─── DOCUMENT TEXT ───

Volha Khudzinskaya: Skype. It sounds simple, but it was the first true corporate messenger for my team and me. It created a sense of a unified digital space with its familiar ringing sound and simple interface. There’s definitely some nostalgia for that era.

Dzmitry Mikhailouski: Absolutely – JUnit and similar unit testing frameworks still deserve a lot of respect. They played a foundational role in shaping how we approach automated testing today. What makes them stand out is their simplicity and reliability. Even now, JUnit remains lightweight and effective for unit-level testing, and it integrates smoothly with modern tools and CI/CD pipelines.
It’s also a great learning tool. For many engineers, it’s one of the first ways they understand core testing principles. Even though newer tools offer more advanced features, the ideas behind JUnit – clarity, simplicity, and maintainability – are still just as relevant.
Volha Khudzinskaya: Definitely the old-school core principles of testing, development, and delivery. Things like “test early,” “automate where it makes sense,” “understand your user.” Tools will evolve, but this foundation remains unchanged. You simply can’t build quality software without it.
Dzmitry Mikhailouski: Relying on what worked 10 years ago is a serious risk, both for your career and for the quality of your work. The industry has changed dramatically – we now deal with microservices, APIs, and cloud-native applications, all of which require very different testing approaches.
Automation expectations have also evolved. Today, CI/CD and DevOps demand fast, scalable, and fully integrated testing processes. At the same time, security requirements are much stricter, and older tools often don’t meet modern standards.
Volha Khudzinskaya: It’s a major risk. In our world, “it used to work” means nothing. If code isn’t continuously tested and validated in the current environment, it’s not reliable – even if it worked six months ago. Relying on outdated results is like driving a car that hasn’t been serviced in years: past performance doesn’t guarantee future stability.

Dzmitry Mikhailouski: When companies stick to outdated tools, the consequences manifest at multiple levels. Financially, they end up spending more and more on maintaining legacy systems, while also missing market opportunities and risking costly downtime.
From a cultural perspective, it becomes harder to attract and retain strong specialists. Teams get frustrated working with inefficient processes, and over time, this leads to stagnation and resistance to change.
Technically, the risks are just as serious. Legacy systems often have security vulnerabilities, don’t integrate well with modern ecosystems like cloud platforms or CI/CD pipelines, and struggle with scalability and performance.

─── ENTRIES PROVIDED ───

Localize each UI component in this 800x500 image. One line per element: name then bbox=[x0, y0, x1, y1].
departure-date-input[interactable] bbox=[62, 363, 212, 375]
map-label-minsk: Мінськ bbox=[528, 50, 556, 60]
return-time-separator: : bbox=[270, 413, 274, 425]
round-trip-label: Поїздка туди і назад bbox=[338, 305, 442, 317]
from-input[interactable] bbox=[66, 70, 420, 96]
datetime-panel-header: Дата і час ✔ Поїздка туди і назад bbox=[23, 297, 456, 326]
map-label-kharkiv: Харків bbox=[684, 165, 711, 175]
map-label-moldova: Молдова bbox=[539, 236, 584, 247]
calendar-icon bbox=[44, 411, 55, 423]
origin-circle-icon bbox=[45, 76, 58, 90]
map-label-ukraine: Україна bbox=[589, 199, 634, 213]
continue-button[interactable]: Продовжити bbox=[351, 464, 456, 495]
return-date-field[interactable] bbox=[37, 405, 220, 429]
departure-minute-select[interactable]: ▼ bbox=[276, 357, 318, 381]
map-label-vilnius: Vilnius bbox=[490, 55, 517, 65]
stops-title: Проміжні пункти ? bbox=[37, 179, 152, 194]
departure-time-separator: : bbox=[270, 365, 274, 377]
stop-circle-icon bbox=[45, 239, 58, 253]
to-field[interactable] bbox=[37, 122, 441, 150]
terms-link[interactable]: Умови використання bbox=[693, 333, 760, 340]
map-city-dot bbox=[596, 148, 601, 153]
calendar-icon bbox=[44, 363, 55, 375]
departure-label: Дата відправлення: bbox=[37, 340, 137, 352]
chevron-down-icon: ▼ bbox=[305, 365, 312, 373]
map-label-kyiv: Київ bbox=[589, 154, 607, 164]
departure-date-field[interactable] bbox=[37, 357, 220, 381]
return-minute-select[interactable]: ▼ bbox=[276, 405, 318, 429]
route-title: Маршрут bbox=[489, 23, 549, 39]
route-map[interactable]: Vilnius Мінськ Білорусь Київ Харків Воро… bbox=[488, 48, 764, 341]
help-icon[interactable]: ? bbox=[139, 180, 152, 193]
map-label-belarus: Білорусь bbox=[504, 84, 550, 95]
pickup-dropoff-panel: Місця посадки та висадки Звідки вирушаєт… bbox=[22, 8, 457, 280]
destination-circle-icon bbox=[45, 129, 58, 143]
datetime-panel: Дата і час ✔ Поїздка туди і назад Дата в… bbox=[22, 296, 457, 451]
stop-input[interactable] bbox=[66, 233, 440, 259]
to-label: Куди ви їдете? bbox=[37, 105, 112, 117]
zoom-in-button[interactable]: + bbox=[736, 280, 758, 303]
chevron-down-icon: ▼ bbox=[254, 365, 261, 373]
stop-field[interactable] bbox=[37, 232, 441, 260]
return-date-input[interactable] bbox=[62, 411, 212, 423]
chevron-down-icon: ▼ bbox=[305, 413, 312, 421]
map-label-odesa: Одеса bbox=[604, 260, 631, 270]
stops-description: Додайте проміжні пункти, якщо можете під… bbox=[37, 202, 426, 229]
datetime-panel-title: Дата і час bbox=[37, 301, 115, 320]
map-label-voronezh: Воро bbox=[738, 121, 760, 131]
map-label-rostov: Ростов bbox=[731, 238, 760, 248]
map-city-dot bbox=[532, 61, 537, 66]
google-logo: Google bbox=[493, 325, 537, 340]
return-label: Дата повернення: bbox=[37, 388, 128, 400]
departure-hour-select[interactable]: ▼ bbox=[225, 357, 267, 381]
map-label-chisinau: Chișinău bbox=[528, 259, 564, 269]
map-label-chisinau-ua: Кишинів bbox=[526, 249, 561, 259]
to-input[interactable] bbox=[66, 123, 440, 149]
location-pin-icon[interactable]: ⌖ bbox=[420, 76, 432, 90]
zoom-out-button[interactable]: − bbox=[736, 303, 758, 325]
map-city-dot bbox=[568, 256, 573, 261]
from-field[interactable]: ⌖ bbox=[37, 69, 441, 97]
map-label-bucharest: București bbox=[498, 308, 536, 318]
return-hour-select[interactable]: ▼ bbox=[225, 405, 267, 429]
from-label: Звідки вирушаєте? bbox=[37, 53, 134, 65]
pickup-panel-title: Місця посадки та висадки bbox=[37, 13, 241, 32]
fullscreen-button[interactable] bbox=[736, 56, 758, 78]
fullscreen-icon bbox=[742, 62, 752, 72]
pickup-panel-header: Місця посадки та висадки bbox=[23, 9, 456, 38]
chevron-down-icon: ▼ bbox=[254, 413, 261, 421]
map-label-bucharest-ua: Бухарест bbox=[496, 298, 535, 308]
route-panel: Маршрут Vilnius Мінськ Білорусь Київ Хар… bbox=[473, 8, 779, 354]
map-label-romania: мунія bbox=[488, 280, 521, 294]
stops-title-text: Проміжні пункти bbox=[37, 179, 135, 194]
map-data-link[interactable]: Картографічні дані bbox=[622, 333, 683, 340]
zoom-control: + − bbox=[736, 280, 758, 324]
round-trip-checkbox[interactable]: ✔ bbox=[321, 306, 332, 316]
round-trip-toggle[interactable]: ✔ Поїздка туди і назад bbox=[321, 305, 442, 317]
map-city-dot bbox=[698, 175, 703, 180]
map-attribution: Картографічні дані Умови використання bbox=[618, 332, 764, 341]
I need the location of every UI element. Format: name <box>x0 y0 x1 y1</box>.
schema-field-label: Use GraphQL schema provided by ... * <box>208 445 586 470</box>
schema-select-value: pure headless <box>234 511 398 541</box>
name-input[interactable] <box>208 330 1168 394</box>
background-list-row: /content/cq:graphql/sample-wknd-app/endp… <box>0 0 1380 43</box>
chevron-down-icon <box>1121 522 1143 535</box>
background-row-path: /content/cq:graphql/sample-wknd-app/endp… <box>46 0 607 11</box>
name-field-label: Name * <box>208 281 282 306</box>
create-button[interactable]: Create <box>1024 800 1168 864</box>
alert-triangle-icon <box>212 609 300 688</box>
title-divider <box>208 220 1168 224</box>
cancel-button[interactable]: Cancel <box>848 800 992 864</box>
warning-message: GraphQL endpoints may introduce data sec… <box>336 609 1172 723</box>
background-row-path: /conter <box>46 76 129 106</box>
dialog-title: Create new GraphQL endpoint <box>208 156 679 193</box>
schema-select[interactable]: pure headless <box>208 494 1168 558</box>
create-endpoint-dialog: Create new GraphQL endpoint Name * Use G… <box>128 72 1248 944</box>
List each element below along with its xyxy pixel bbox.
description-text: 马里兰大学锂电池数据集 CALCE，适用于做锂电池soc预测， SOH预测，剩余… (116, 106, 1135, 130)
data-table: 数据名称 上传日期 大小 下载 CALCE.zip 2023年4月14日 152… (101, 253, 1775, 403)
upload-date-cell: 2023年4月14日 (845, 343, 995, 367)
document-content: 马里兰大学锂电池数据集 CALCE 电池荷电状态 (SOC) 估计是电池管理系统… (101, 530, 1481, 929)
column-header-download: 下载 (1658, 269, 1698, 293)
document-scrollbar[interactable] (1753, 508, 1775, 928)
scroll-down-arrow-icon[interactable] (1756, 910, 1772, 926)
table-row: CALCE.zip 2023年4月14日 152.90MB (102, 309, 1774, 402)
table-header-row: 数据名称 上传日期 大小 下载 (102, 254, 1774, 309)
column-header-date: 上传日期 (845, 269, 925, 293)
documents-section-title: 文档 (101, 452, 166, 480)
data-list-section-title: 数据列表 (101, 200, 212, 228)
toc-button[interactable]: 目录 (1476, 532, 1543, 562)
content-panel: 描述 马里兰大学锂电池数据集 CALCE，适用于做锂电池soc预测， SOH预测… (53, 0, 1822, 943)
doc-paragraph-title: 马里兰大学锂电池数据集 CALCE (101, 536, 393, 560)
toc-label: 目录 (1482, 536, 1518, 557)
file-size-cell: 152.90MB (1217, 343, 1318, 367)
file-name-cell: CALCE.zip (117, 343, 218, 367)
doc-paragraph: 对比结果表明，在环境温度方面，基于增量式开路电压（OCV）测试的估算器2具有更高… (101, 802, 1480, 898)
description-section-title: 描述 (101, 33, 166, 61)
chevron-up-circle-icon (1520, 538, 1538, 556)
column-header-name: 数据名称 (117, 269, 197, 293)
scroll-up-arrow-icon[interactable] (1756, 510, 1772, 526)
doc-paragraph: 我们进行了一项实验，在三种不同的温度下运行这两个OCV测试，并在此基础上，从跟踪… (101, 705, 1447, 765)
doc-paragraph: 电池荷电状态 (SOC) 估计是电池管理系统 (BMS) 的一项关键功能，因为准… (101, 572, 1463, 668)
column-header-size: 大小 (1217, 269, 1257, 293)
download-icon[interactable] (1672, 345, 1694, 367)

───

EXERCISE 1: Translate this sentence from the interview on software testing into Spanish: "Tools will evolve, but this foundation remains unchanged."
EXERCISE 2: Repeat word for word the part of the interview on software testing that opens with the words "Volha Khudzinskaya: Definitely" and closes with "different testing approaches.".

TASK RESULT 1: Las herramientas evolucionarán, pero esta base permanece sin cambios.

TASK RESULT 2:
Volha Khudzinskaya: Definitely the old-school core principles of testing, development, and delivery. Things like “test early,” “automate where it makes sense,” “understand your user.” Tools will evolve, but this foundation remains unchanged. You simply can’t build quality software without it.
Dzmitry Mikhailouski: Relying on what worked 10 years ago is a serious risk, both for your career and for the quality of your work. The industry has changed dramatically – we now deal with microservices, APIs, and cloud-native applications, all of which require very different testing approaches.